MATERIAL FOR THE TASK:

>> start

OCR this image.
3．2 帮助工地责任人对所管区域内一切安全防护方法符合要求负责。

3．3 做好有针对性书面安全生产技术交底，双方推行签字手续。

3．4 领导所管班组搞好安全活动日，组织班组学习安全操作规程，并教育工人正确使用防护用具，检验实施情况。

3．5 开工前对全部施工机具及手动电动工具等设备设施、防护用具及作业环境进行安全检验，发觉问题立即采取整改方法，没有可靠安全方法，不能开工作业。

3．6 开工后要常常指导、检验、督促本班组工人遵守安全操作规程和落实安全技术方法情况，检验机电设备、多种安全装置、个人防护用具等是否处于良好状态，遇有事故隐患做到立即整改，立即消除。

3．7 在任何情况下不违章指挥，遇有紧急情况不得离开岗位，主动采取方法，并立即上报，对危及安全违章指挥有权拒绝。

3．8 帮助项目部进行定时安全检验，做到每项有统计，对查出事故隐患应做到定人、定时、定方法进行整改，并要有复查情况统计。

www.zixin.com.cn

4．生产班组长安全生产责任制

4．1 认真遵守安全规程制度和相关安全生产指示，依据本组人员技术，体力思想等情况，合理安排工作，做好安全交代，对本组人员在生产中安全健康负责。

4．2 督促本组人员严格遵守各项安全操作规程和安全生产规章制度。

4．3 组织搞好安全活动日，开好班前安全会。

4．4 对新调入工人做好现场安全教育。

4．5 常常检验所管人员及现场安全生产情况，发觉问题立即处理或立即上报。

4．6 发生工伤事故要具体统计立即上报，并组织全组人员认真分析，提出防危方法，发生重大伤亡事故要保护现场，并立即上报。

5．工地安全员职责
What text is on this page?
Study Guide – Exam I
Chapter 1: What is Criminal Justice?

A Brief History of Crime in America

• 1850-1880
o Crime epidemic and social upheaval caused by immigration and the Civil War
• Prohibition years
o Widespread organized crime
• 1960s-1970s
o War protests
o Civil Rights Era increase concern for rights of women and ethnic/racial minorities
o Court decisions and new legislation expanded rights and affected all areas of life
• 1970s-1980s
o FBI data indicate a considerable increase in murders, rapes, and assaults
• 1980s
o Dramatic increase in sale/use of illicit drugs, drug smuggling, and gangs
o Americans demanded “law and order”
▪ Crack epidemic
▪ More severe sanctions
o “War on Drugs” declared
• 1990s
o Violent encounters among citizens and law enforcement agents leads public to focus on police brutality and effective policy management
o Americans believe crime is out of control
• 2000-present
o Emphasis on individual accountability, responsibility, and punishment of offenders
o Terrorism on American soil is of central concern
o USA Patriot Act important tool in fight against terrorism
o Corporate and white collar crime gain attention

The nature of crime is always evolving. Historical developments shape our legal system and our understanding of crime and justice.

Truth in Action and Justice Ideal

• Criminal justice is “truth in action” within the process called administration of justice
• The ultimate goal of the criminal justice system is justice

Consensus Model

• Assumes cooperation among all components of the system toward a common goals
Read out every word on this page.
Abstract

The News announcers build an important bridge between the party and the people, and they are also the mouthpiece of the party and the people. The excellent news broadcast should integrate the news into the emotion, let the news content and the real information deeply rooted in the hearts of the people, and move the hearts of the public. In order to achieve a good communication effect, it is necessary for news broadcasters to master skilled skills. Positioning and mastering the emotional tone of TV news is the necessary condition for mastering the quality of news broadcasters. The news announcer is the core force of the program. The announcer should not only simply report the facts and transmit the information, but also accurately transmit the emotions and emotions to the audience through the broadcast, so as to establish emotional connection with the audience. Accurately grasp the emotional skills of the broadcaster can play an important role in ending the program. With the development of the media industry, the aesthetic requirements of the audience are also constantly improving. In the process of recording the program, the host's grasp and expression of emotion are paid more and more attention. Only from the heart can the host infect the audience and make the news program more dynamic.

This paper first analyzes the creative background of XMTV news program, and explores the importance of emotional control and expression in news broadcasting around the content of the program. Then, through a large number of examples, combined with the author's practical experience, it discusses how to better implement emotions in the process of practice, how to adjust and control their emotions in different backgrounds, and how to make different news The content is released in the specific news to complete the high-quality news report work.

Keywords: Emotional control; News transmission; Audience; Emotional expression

>> end

CHALLENGE: Extract each entry in full and write it down exactly.

RESPONSE:
OCR this image.
3．2 帮助工地责任人对所管区域内一切安全防护方法符合要求负责。

3．3 做好有针对性书面安全生产技术交底，双方推行签字手续。

3．4 领导所管班组搞好安全活动日，组织班组学习安全操作规程，并教育工人正确使用防护用具，检验实施情况。

3．5 开工前对全部施工机具及手动电动工具等设备设施、防护用具及作业环境进行安全检验，发觉问题立即采取整改方法，没有可靠安全方法，不能开工作业。

3．6 开工后要常常指导、检验、督促本班组工人遵守安全操作规程和落实安全技术方法情况，检验机电设备、多种安全装置、个人防护用具等是否处于良好状态，遇有事故隐患做到立即整改，立即消除。

3．7 在任何情况下不违章指挥，遇有紧急情况不得离开岗位，主动采取方法，并立即上报，对危及安全违章指挥有权拒绝。

3．8 帮助项目部进行定时安全检验，做到每项有统计，对查出事故隐患应做到定人、定时、定方法进行整改，并要有复查情况统计。

www.zixin.com.cn

4．生产班组长安全生产责任制

4．1 认真遵守安全规程制度和相关安全生产指示，依据本组人员技术，体力思想等情况，合理安排工作，做好安全交代，对本组人员在生产中安全健康负责。

4．2 督促本组人员严格遵守各项安全操作规程和安全生产规章制度。

4．3 组织搞好安全活动日，开好班前安全会。

4．4 对新调入工人做好现场安全教育。

4．5 常常检验所管人员及现场安全生产情况，发觉问题立即处理或立即上报。

4．6 发生工伤事故要具体统计立即上报，并组织全组人员认真分析，提出防危方法，发生重大伤亡事故要保护现场，并立即上报。

5．工地安全员职责
What text is on this page?
Study Guide – Exam I
Chapter 1: What is Criminal Justice?

A Brief History of Crime in America

• 1850-1880
o Crime epidemic and social upheaval caused by immigration and the Civil War
• Prohibition years
o Widespread organized crime
• 1960s-1970s
o War protests
o Civil Rights Era increase concern for rights of women and ethnic/racial minorities
o Court decisions and new legislation expanded rights and affected all areas of life
• 1970s-1980s
o FBI data indicate a considerable increase in murders, rapes, and assaults
• 1980s
o Dramatic increase in sale/use of illicit drugs, drug smuggling, and gangs
o Americans demanded “law and order”
▪ Crack epidemic
▪ More severe sanctions
o “War on Drugs” declared
• 1990s
o Violent encounters among citizens and law enforcement agents leads public to focus on police brutality and effective policy management
o Americans believe crime is out of control
• 2000-present
o Emphasis on individual accountability, responsibility, and punishment of offenders
o Terrorism on American soil is of central concern
o USA Patriot Act important tool in fight against terrorism
o Corporate and white collar crime gain attention

The nature of crime is always evolving. Historical developments shape our legal system and our understanding of crime and justice.

Truth in Action and Justice Ideal

• Criminal justice is “truth in action” within the process called administration of justice
• The ultimate goal of the criminal justice system is justice

Consensus Model

• Assumes cooperation among all components of the system toward a common goals
Read out every word on this page.
Abstract

The News announcers build an important bridge between the party and the people, and they are also the mouthpiece of the party and the people. The excellent news broadcast should integrate the news into the emotion, let the news content and the real information deeply rooted in the hearts of the people, and move the hearts of the public. In order to achieve a good communication effect, it is necessary for news broadcasters to master skilled skills. Positioning and mastering the emotional tone of TV news is the necessary condition for mastering the quality of news broadcasters. The news announcer is the core force of the program. The announcer should not only simply report the facts and transmit the information, but also accurately transmit the emotions and emotions to the audience through the broadcast, so as to establish emotional connection with the audience. Accurately grasp the emotional skills of the broadcaster can play an important role in ending the program. With the development of the media industry, the aesthetic requirements of the audience are also constantly improving. In the process of recording the program, the host's grasp and expression of emotion are paid more and more attention. Only from the heart can the host infect the audience and make the news program more dynamic.

This paper first analyzes the creative background of XMTV news program, and explores the importance of emotional control and expression in news broadcasting around the content of the program. Then, through a large number of examples, combined with the author's practical experience, it discusses how to better implement emotions in the process of practice, how to adjust and control their emotions in different backgrounds, and how to make different news The content is released in the specific news to complete the high-quality news report work.

Keywords: Emotional control; News transmission; Audience; Emotional expression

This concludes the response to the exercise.